◆ **Required task**:
List, from the lines below, each one with "title" in it.

(Dataset listings of figures)
+ + +
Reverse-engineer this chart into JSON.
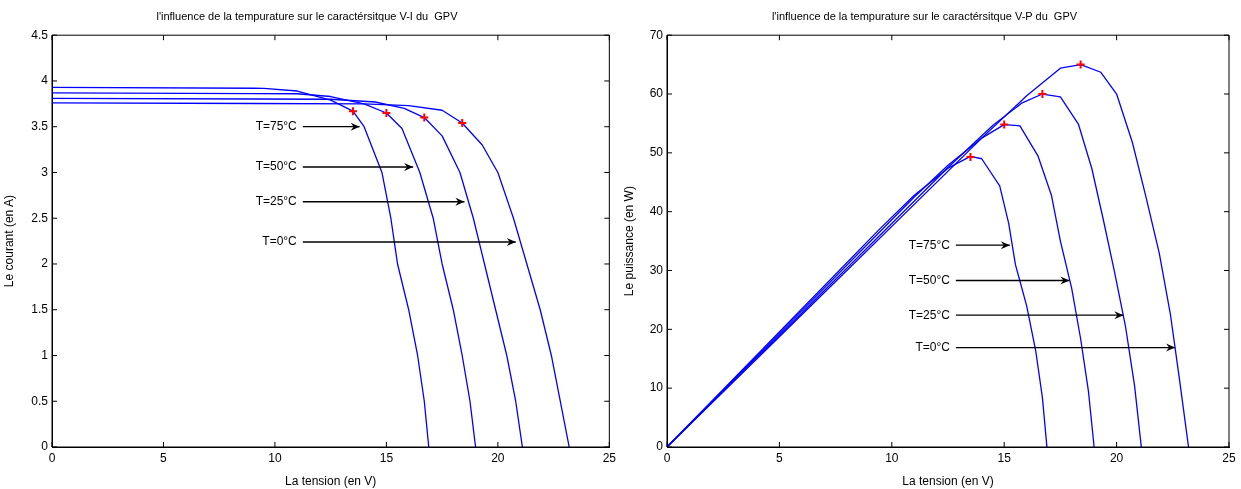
{
  "chart_data": [
    {
      "type": "line",
      "title": "l'influence de la tempurature sur le caractérsitque V-I du  GPV",
      "xlabel": "La tension (en V)",
      "ylabel": "Le courant (en A)",
      "xlim": [
        0,
        25
      ],
      "ylim": [
        0,
        4.5
      ],
      "xticks": [
        0,
        5,
        10,
        15,
        20,
        25
      ],
      "yticks": [
        0,
        0.5,
        1,
        1.5,
        2,
        2.5,
        3,
        3.5,
        4,
        4.5
      ],
      "series": [
        {
          "type": "line",
          "color": "#0000ff",
          "marker": "none",
          "x": [
            0,
            9.5,
            11,
            12.5,
            13.5,
            14,
            14.8,
            15.2,
            15.5,
            16,
            16.4,
            16.7,
            16.9
          ],
          "values": [
            3.93,
            3.92,
            3.89,
            3.79,
            3.67,
            3.5,
            3.0,
            2.5,
            2.0,
            1.5,
            1.0,
            0.5,
            0
          ]
        },
        {
          "type": "line",
          "color": "#0000ff",
          "marker": "none",
          "x": [
            0,
            11,
            12.5,
            14,
            15,
            15.7,
            16.5,
            17.1,
            17.5,
            18,
            18.4,
            18.75,
            19.0
          ],
          "values": [
            3.87,
            3.86,
            3.83,
            3.75,
            3.65,
            3.48,
            3.0,
            2.5,
            2.0,
            1.5,
            1.0,
            0.5,
            0
          ]
        },
        {
          "type": "line",
          "color": "#0000ff",
          "marker": "none",
          "x": [
            0,
            12.5,
            14.5,
            15.8,
            16.7,
            17.5,
            18.3,
            18.9,
            19.4,
            19.9,
            20.4,
            20.8,
            21.1
          ],
          "values": [
            3.81,
            3.8,
            3.77,
            3.7,
            3.6,
            3.4,
            3.0,
            2.5,
            2.0,
            1.5,
            1.0,
            0.5,
            0
          ]
        },
        {
          "type": "line",
          "color": "#0000ff",
          "marker": "none",
          "x": [
            0,
            14,
            16,
            17.5,
            18.4,
            19.3,
            20,
            20.7,
            21.3,
            21.9,
            22.4,
            22.8,
            23.2
          ],
          "values": [
            3.76,
            3.75,
            3.73,
            3.68,
            3.54,
            3.3,
            3.0,
            2.5,
            2.0,
            1.5,
            1.0,
            0.5,
            0
          ]
        },
        {
          "type": "scatter",
          "color": "#ff0000",
          "marker": "cross",
          "x": [
            13.5,
            15.0,
            16.7,
            18.4
          ],
          "values": [
            3.67,
            3.65,
            3.6,
            3.54
          ]
        }
      ],
      "annotations": [
        {
          "text": "T=75°C",
          "x": 13.8,
          "y": 3.5
        },
        {
          "text": "T=50°C",
          "x": 16.2,
          "y": 3.06
        },
        {
          "text": "T=25°C",
          "x": 18.5,
          "y": 2.68
        },
        {
          "text": "T=0°C",
          "x": 20.8,
          "y": 2.24
        }
      ]
    },
    {
      "type": "line",
      "title": "l'influence de la tempurature sur le caractérsitque V-P du  GPV",
      "xlabel": "La tension (en V)",
      "ylabel": "Le puissance (en W)",
      "xlim": [
        0,
        25
      ],
      "ylim": [
        0,
        70
      ],
      "xticks": [
        0,
        5,
        10,
        15,
        20,
        25
      ],
      "yticks": [
        0,
        10,
        20,
        30,
        40,
        50,
        60,
        70
      ],
      "series": [
        {
          "type": "line",
          "color": "#0000ff",
          "marker": "none",
          "x": [
            0,
            9.5,
            11,
            12.5,
            13.5,
            14,
            14.8,
            15.2,
            15.5,
            16,
            16.4,
            16.7,
            16.9
          ],
          "values": [
            0,
            37.2,
            42.8,
            47.4,
            49.4,
            49.0,
            44.4,
            38.0,
            31.0,
            24.0,
            16.4,
            8.4,
            0
          ]
        },
        {
          "type": "line",
          "color": "#0000ff",
          "marker": "none",
          "x": [
            0,
            11,
            12.5,
            14,
            15,
            15.7,
            16.5,
            17.1,
            17.5,
            18,
            18.4,
            18.75,
            19.0
          ],
          "values": [
            0,
            42.5,
            47.9,
            52.5,
            54.8,
            54.6,
            49.5,
            42.8,
            35.0,
            27.0,
            18.4,
            9.4,
            0
          ]
        },
        {
          "type": "line",
          "color": "#0000ff",
          "marker": "none",
          "x": [
            0,
            12.5,
            14.5,
            15.8,
            16.7,
            17.5,
            18.3,
            18.9,
            19.4,
            19.9,
            20.4,
            20.8,
            21.1
          ],
          "values": [
            0,
            47.5,
            54.7,
            58.5,
            60.0,
            59.5,
            54.9,
            47.3,
            38.8,
            29.9,
            20.4,
            10.4,
            0
          ]
        },
        {
          "type": "line",
          "color": "#0000ff",
          "marker": "none",
          "x": [
            0,
            14,
            16,
            17.5,
            18.4,
            19.3,
            20,
            20.7,
            21.3,
            21.9,
            22.4,
            22.8,
            23.2
          ],
          "values": [
            0,
            52.5,
            59.7,
            64.4,
            65.0,
            63.7,
            60.0,
            51.8,
            42.6,
            32.9,
            22.4,
            11.4,
            0
          ]
        },
        {
          "type": "scatter",
          "color": "#ff0000",
          "marker": "cross",
          "x": [
            13.5,
            15.0,
            16.7,
            18.4
          ],
          "values": [
            49.3,
            54.8,
            60.0,
            65.0
          ]
        }
      ],
      "annotations": [
        {
          "text": "T=75°C",
          "x": 15.25,
          "y": 34.3
        },
        {
          "text": "T=50°C",
          "x": 17.9,
          "y": 28.3
        },
        {
          "text": "T=25°C",
          "x": 20.3,
          "y": 22.4
        },
        {
          "text": "T=0°C",
          "x": 22.6,
          "y": 16.9
        }
      ]
    }
  ]
}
+ + +
◆ **Response for this exercise**:
      "title": "l'influence de la tempurature sur le caractérsitque V-I du  GPV",
      "title": "l'influence de la tempurature sur le caractérsitque V-P du  GPV",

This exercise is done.